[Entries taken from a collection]
[Begin]

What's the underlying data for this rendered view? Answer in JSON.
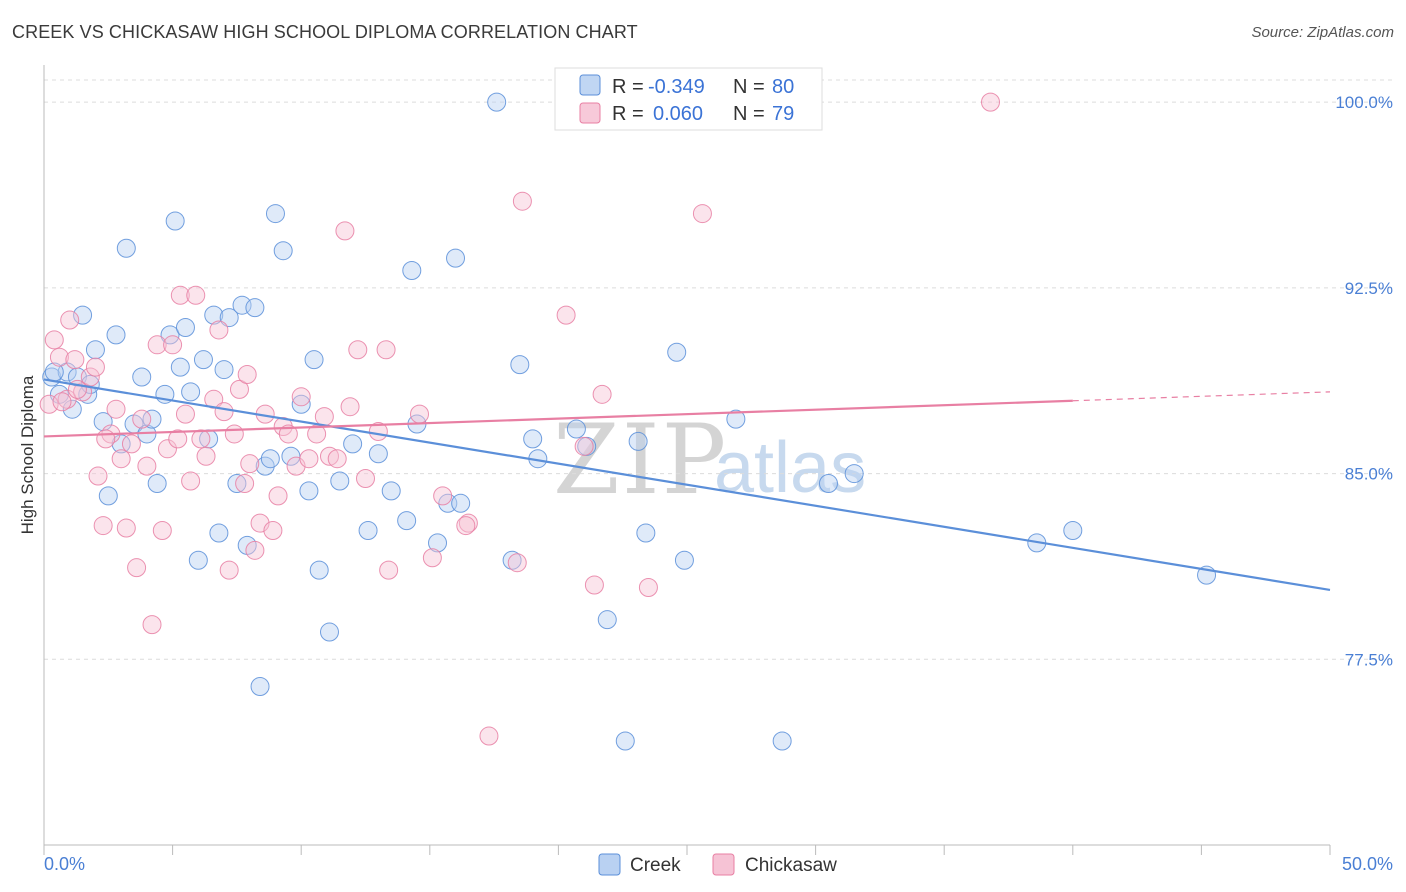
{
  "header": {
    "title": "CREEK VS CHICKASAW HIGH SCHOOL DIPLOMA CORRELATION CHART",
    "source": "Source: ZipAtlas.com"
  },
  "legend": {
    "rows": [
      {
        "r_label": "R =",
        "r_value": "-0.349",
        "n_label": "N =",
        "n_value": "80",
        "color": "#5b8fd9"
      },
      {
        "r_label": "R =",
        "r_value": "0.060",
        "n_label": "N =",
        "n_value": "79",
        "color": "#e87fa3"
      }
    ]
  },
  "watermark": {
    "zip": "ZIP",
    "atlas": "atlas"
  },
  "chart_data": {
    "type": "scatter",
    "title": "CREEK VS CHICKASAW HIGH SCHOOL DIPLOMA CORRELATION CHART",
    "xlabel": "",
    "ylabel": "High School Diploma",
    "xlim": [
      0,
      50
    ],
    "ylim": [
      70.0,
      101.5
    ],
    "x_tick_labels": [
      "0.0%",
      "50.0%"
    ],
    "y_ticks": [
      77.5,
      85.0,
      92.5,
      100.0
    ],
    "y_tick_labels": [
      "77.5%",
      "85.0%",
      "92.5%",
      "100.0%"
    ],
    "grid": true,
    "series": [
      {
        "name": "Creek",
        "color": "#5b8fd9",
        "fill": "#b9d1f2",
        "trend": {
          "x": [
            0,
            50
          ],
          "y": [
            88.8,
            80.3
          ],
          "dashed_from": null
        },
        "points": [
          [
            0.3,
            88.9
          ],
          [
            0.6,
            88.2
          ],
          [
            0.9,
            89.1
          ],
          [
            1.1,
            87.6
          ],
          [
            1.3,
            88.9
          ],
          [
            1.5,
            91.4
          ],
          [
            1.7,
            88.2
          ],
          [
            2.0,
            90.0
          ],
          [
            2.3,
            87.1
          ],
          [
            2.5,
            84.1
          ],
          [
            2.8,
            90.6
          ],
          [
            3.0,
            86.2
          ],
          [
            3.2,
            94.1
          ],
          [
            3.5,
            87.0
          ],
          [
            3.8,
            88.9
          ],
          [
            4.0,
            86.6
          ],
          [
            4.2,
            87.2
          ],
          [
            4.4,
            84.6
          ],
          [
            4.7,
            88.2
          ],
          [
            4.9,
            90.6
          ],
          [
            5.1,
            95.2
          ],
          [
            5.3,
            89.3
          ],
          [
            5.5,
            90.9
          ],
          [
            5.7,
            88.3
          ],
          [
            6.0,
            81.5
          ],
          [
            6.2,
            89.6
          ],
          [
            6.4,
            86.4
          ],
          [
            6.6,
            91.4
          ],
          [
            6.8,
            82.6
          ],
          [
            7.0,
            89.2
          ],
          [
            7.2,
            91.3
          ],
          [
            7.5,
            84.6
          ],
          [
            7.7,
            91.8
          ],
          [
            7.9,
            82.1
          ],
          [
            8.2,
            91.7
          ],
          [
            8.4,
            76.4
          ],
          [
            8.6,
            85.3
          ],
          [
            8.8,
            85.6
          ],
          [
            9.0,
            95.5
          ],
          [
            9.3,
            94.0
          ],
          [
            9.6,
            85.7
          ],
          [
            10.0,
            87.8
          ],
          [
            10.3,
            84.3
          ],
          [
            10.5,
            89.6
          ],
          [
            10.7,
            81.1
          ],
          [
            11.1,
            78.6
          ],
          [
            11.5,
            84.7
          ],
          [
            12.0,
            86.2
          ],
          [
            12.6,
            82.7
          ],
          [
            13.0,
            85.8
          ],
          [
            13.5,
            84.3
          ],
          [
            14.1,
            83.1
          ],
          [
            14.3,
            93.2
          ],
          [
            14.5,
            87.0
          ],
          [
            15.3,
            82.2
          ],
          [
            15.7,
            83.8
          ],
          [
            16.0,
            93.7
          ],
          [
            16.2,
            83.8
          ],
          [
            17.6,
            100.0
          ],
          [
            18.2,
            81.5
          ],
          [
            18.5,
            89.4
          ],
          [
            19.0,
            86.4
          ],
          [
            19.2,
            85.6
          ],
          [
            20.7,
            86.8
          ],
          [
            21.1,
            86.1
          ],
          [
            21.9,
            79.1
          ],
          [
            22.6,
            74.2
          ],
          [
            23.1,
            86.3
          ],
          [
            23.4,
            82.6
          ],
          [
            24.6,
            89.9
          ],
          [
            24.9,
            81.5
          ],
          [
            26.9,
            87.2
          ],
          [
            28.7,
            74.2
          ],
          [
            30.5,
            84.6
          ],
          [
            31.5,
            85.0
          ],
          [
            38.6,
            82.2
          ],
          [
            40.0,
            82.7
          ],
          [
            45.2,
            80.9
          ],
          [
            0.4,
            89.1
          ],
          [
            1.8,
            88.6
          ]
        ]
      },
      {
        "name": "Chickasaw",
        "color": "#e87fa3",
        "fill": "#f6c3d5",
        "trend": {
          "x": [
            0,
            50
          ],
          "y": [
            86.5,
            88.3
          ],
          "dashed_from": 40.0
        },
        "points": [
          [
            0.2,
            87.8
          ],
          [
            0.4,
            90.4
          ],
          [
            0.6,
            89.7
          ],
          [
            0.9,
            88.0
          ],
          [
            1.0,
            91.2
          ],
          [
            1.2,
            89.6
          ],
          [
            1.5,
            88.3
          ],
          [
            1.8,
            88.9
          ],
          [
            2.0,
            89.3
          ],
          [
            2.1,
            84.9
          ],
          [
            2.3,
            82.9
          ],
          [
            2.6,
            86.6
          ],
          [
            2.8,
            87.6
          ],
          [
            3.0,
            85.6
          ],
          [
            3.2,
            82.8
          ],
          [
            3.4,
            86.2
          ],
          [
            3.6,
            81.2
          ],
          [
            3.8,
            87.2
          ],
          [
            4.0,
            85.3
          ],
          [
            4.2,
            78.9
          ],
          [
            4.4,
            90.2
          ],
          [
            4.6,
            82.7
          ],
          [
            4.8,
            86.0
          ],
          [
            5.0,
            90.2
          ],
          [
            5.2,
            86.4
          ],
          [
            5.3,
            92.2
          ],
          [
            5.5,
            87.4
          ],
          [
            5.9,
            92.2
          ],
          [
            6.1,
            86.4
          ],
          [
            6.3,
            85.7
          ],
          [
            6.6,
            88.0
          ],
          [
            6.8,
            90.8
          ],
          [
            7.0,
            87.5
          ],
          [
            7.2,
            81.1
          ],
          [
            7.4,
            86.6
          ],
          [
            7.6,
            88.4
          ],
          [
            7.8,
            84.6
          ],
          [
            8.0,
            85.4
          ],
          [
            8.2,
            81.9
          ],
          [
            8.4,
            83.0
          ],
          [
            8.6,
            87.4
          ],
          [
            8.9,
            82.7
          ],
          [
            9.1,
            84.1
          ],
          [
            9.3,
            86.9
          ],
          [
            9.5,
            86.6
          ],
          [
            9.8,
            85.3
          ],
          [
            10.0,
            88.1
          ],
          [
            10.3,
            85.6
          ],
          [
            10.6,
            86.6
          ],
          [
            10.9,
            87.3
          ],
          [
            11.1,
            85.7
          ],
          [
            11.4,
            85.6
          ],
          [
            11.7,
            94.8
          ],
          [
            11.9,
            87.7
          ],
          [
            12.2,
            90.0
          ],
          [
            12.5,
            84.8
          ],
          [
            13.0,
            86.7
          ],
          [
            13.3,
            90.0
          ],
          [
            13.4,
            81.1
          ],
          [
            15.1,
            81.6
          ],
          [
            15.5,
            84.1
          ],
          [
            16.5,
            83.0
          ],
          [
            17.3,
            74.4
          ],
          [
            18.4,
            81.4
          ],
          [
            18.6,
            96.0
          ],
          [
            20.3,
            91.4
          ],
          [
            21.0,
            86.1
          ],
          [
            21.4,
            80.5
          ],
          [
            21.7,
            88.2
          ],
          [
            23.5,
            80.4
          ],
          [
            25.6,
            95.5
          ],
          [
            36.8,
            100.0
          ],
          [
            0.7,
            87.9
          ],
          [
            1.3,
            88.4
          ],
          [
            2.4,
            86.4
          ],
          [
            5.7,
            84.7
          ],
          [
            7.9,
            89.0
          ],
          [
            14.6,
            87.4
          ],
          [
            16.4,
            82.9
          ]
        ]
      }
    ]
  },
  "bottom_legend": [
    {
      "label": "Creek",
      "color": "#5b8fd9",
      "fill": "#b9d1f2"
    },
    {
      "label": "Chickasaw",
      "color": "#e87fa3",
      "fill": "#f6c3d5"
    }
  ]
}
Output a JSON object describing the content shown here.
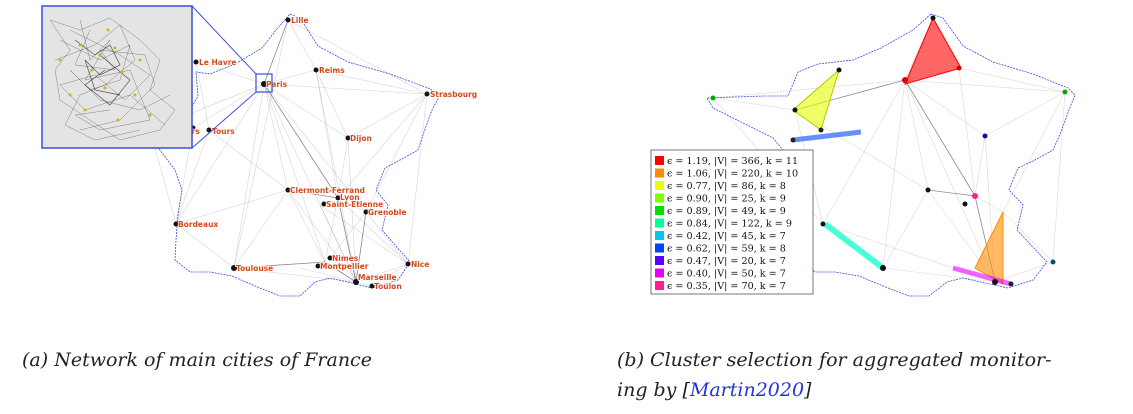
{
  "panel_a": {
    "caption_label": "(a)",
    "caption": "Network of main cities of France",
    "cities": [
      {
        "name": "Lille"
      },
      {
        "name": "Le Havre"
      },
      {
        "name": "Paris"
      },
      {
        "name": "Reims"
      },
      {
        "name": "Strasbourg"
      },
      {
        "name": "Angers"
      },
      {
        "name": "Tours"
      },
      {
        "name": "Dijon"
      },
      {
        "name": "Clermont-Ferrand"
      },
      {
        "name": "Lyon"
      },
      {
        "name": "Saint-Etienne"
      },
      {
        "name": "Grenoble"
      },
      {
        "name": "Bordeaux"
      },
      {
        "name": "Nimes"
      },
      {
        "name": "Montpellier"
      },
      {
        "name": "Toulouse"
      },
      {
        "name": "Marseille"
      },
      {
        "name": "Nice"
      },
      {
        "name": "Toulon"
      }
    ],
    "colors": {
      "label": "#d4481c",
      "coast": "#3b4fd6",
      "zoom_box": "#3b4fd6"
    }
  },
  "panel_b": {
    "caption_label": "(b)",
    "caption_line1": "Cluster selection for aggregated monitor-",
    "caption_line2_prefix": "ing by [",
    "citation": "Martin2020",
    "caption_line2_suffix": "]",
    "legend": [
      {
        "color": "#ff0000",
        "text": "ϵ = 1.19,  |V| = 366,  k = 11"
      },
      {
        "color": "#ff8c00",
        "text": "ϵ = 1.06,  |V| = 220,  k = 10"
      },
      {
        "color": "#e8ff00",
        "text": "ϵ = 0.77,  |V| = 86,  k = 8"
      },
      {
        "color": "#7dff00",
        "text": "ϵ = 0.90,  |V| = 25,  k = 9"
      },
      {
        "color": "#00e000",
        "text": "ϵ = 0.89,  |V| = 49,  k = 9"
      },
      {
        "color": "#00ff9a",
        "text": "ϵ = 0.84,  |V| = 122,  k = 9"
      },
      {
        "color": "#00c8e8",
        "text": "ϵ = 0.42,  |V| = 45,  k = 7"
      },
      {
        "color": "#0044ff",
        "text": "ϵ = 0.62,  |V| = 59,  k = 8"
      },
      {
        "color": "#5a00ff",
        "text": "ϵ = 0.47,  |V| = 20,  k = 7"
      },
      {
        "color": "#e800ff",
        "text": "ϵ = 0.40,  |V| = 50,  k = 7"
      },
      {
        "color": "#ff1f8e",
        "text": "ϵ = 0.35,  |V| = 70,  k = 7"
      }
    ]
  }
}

[End]

### THE PROBLEM
Wherever a line in the data above holds "fill", copy that line.

### TASK OUTPUT
        "fill": "#b9d1f2",
        "fill": "#f6c3d5",
      "fill": "#b9d1f2"
      "fill": "#f6c3d5"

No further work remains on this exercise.